Data records
○ ○ ○ ○ ○ ○ ○
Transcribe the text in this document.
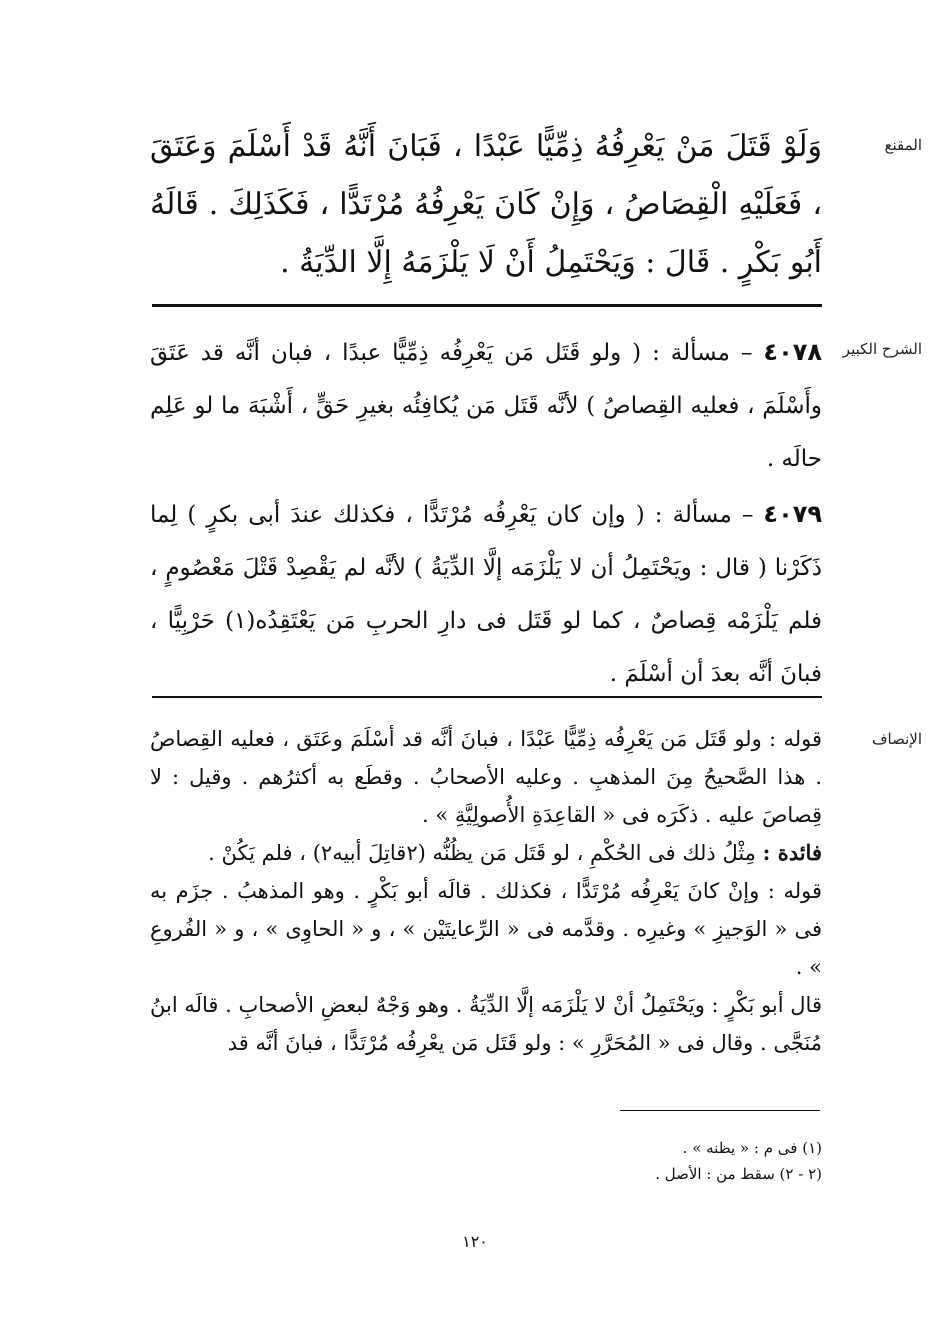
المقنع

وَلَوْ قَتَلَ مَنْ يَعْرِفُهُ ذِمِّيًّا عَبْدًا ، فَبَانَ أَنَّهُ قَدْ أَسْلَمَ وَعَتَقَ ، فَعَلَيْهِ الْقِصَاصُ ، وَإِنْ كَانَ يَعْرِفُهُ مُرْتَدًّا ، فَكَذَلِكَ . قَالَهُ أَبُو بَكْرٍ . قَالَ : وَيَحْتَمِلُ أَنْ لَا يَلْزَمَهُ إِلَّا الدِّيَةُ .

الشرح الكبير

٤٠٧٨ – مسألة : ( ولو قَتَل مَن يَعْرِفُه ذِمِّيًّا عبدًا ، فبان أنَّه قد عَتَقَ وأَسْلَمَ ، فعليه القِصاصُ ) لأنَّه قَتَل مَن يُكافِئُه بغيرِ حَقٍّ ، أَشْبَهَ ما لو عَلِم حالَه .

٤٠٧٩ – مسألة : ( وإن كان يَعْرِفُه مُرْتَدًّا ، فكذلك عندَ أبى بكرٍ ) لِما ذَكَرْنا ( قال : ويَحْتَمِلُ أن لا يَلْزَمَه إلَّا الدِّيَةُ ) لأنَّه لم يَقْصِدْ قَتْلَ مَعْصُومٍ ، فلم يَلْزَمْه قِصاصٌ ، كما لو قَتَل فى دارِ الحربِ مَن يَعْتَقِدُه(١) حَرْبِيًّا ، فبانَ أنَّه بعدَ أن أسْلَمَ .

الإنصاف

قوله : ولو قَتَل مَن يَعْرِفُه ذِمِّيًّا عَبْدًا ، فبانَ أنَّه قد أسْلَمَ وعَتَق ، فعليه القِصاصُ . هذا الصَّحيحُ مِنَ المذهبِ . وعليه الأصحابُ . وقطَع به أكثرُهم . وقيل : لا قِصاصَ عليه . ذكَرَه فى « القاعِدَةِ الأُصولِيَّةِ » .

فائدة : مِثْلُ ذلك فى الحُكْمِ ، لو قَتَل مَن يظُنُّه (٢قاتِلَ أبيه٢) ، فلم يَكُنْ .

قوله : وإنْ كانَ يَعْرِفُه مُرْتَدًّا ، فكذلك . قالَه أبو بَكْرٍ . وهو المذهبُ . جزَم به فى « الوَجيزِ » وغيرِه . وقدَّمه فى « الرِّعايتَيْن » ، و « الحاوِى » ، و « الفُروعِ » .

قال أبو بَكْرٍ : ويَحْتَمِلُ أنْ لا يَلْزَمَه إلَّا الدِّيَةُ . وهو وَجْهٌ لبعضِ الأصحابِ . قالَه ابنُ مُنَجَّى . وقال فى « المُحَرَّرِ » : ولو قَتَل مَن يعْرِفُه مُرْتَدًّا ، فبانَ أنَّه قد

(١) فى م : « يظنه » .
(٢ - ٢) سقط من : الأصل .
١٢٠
○ ○ ○ ○ ○ ○ ○
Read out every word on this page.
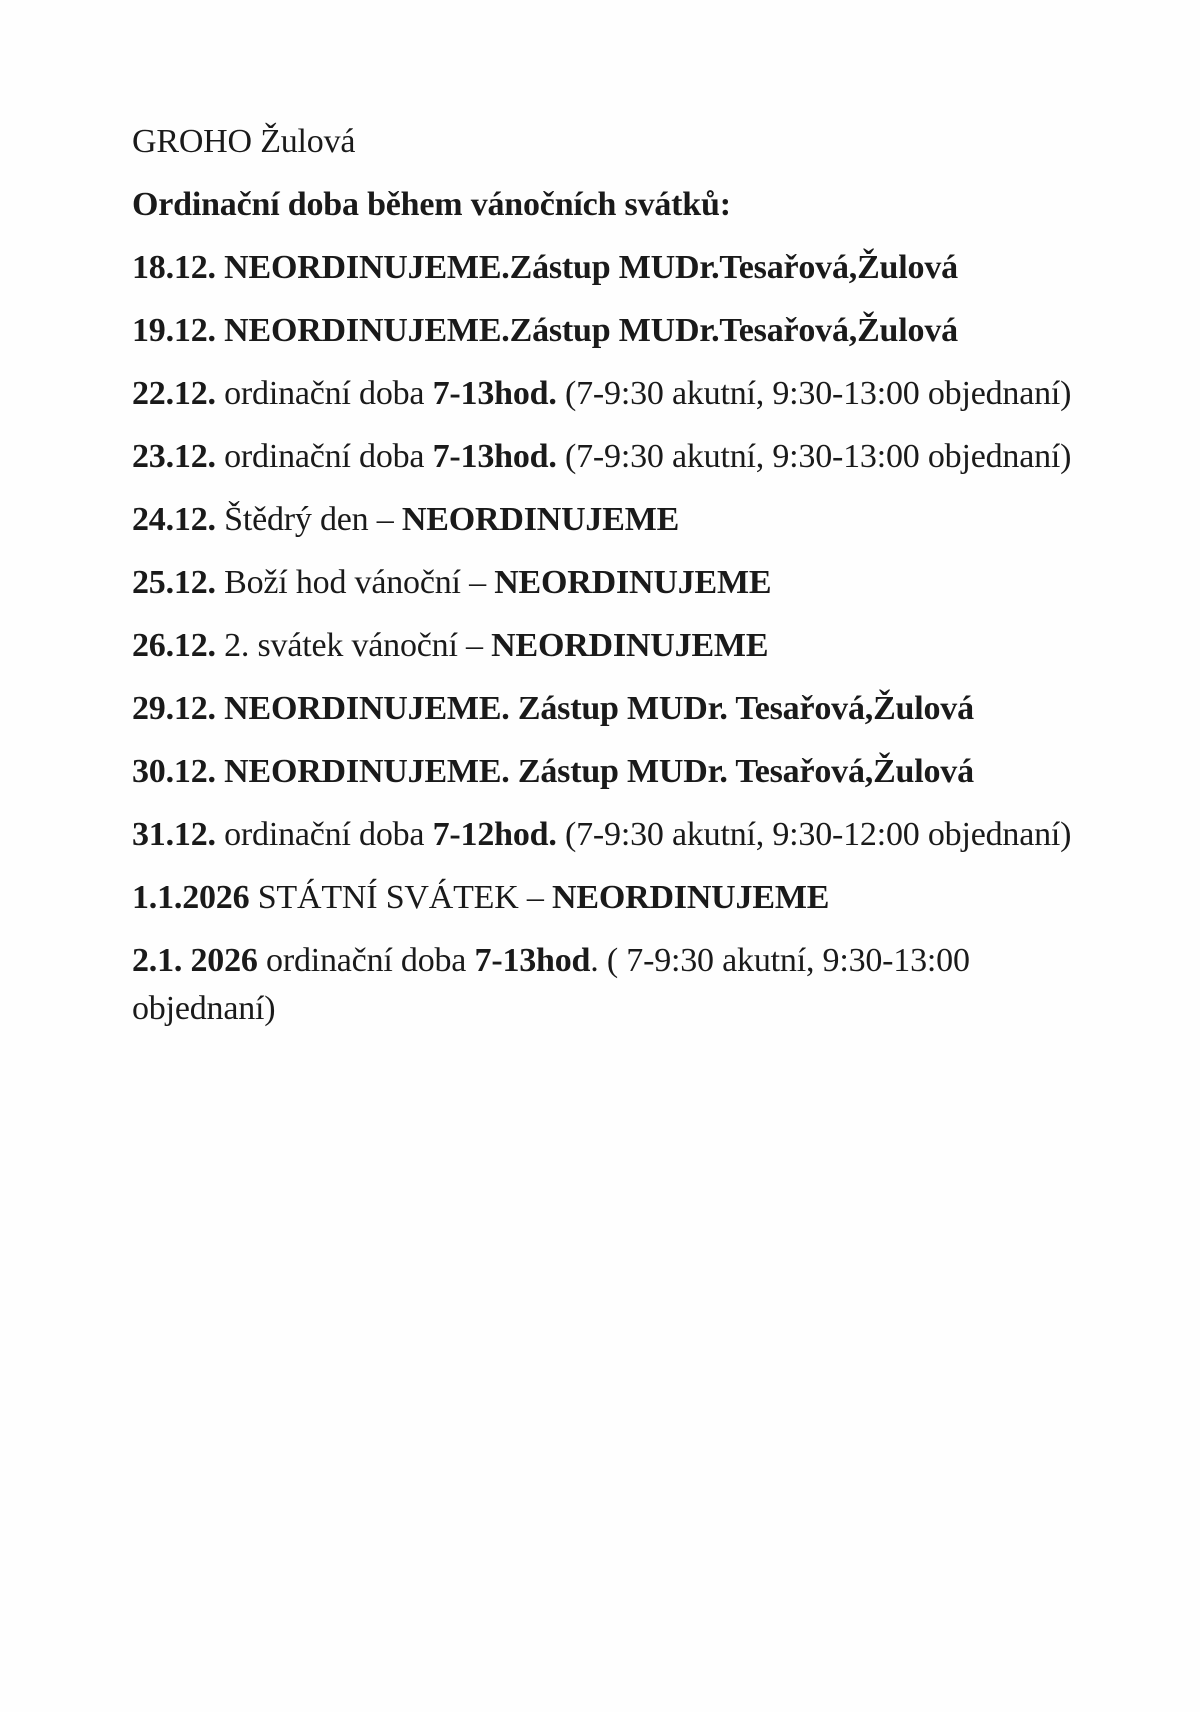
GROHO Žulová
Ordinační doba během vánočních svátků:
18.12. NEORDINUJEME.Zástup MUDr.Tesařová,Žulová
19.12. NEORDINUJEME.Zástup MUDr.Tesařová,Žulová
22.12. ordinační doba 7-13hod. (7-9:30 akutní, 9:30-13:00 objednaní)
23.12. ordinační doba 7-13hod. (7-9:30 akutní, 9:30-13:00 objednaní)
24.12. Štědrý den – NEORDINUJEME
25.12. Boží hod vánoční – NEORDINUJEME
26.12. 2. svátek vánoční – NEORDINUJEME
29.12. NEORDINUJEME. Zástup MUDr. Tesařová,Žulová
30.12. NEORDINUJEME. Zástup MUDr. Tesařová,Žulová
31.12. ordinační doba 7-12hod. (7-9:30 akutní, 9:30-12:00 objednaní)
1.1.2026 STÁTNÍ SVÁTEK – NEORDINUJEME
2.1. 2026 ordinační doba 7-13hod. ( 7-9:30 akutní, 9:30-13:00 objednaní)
○ ○ ○ ○ ○ ○ ○
WHAT IS NEEDED:
Copy all lines above containing the string "المذهب".

FINAL ANSWER:
قوله : ولو قَتَل مَن يَعْرِفُه ذِمِّيًّا عَبْدًا ، فبانَ أنَّه قد أسْلَمَ وعَتَق ، فعليه القِصاصُ . هذا الصَّحيحُ مِنَ المذهبِ . وعليه الأصحابُ . وقطَع به أكثرُهم . وقيل : لا قِصاصَ عليه . ذكَرَه فى « القاعِدَةِ الأُصولِيَّةِ » .
قوله : وإنْ كانَ يَعْرِفُه مُرْتَدًّا ، فكذلك . قالَه أبو بَكْرٍ . وهو المذهبُ . جزَم به فى « الوَجيزِ » وغيرِه . وقدَّمه فى « الرِّعايتَيْن » ، و « الحاوِى » ، و « الفُروعِ » .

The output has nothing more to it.